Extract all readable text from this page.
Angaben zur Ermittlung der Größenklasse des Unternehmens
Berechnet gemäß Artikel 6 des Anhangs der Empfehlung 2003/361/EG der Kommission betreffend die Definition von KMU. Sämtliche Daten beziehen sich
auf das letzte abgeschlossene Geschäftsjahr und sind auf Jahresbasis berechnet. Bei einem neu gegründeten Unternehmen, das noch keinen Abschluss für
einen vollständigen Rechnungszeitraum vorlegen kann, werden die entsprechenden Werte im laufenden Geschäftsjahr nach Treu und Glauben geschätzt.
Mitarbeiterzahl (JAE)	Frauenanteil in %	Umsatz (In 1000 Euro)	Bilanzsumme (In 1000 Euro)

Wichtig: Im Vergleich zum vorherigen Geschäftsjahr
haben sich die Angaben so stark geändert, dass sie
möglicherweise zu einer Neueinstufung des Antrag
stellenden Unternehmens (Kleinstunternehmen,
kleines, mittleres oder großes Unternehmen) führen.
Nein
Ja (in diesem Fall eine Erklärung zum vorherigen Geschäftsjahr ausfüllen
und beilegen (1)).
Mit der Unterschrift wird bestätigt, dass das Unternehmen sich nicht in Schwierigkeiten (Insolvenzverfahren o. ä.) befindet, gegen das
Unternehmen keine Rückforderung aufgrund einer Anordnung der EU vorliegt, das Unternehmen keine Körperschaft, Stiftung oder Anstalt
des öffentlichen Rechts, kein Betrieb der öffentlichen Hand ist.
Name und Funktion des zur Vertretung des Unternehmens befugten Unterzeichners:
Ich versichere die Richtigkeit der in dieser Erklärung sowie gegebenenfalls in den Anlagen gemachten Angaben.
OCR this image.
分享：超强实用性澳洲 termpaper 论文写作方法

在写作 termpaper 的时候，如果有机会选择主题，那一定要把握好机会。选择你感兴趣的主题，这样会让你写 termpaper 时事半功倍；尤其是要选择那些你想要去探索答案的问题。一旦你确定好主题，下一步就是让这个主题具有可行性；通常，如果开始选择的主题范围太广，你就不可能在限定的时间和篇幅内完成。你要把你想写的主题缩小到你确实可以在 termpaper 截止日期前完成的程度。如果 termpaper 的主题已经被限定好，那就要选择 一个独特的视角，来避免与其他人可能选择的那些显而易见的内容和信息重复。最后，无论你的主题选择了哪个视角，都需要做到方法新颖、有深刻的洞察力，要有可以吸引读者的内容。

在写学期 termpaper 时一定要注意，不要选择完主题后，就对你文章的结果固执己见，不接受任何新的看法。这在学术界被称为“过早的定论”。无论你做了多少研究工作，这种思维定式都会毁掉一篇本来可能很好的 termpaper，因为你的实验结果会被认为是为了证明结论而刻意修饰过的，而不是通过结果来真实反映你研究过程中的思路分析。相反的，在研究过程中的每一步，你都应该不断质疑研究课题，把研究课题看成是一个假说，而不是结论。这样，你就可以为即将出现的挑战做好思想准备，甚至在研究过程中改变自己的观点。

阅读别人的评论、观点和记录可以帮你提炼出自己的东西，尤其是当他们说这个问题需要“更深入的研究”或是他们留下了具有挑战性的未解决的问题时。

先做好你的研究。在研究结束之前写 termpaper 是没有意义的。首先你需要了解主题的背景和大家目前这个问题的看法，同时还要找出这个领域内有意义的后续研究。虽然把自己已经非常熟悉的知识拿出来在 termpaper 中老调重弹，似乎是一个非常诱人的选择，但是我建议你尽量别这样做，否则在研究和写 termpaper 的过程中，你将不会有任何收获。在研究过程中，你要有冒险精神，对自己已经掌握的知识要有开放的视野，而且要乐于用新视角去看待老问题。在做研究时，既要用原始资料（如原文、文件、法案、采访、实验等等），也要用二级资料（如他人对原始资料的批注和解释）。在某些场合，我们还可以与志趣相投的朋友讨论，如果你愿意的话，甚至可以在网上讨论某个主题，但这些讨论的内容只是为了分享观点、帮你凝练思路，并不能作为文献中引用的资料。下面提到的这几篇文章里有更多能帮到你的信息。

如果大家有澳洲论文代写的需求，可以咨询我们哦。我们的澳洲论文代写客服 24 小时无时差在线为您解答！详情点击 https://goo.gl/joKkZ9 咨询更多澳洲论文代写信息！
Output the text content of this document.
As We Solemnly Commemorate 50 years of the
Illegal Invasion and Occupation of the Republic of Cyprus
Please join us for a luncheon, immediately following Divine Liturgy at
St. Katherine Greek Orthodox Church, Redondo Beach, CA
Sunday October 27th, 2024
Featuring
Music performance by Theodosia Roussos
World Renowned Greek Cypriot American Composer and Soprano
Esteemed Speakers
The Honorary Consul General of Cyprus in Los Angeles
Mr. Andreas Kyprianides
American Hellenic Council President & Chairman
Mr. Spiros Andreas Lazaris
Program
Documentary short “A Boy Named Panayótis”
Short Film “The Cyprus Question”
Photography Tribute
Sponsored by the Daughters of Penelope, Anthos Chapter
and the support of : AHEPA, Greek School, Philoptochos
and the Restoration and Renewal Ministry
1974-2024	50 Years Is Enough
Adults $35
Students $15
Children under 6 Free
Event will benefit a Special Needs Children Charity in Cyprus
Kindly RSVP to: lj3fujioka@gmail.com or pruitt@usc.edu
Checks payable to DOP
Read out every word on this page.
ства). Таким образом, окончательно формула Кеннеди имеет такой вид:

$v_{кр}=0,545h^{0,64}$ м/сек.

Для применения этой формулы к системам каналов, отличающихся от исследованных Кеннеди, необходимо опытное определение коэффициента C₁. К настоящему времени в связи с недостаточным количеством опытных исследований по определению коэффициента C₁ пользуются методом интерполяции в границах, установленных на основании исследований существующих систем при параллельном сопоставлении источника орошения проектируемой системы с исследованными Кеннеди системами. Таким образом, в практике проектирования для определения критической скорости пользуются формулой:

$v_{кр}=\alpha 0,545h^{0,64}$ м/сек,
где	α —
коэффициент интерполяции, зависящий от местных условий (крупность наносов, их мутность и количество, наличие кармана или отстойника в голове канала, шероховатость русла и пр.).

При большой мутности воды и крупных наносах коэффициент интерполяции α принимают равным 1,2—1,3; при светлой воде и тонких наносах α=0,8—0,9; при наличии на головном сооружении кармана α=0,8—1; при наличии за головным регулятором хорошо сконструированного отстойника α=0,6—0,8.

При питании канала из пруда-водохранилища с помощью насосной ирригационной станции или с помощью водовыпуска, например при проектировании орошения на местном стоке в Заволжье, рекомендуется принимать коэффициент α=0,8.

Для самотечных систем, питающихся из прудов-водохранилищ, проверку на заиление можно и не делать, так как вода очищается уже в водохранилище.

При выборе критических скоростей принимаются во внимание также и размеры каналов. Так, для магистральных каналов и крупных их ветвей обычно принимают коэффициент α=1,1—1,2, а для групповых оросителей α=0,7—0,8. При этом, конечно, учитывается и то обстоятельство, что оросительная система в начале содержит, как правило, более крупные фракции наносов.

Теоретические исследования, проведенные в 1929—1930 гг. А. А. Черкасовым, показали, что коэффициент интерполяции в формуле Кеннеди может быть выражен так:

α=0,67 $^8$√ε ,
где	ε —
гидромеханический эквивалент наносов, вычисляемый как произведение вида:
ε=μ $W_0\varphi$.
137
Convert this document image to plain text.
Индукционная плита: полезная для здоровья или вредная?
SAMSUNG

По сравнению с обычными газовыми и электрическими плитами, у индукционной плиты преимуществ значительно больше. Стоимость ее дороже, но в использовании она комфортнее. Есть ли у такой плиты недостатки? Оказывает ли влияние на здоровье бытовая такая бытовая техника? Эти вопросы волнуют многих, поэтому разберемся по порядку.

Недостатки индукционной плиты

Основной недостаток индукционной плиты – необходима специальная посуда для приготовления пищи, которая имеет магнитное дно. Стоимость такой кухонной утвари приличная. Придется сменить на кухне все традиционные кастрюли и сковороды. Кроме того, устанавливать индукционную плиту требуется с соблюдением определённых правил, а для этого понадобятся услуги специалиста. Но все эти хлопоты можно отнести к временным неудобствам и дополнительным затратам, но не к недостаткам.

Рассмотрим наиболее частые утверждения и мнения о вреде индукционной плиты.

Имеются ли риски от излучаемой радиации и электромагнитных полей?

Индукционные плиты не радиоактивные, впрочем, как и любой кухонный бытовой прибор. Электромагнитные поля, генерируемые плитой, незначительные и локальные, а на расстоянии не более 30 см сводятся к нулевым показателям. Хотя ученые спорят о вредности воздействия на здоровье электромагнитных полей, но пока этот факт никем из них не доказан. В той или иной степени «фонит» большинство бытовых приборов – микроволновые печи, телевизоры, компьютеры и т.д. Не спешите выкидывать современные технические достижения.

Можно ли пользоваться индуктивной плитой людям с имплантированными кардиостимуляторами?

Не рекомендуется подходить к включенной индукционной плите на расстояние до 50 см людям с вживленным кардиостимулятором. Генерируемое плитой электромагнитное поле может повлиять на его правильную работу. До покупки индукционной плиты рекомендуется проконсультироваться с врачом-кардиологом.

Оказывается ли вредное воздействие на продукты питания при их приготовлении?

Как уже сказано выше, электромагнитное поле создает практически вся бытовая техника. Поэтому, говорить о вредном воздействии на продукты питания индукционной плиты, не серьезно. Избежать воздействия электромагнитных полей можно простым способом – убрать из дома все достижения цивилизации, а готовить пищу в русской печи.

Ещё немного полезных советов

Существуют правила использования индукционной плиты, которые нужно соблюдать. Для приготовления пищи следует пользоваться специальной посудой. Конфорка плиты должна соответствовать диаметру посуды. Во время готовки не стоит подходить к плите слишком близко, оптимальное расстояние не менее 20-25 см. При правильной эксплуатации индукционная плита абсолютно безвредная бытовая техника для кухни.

- Task to complete
Search the data for "dass". Copy every line that has it.

- Solution to this exercise
haben sich die Angaben so stark geändert, dass sie
Mit der Unterschrift wird bestätigt, dass das Unternehmen sich nicht in Schwierigkeiten (Insolvenzverfahren o. ä.) befindet, gegen das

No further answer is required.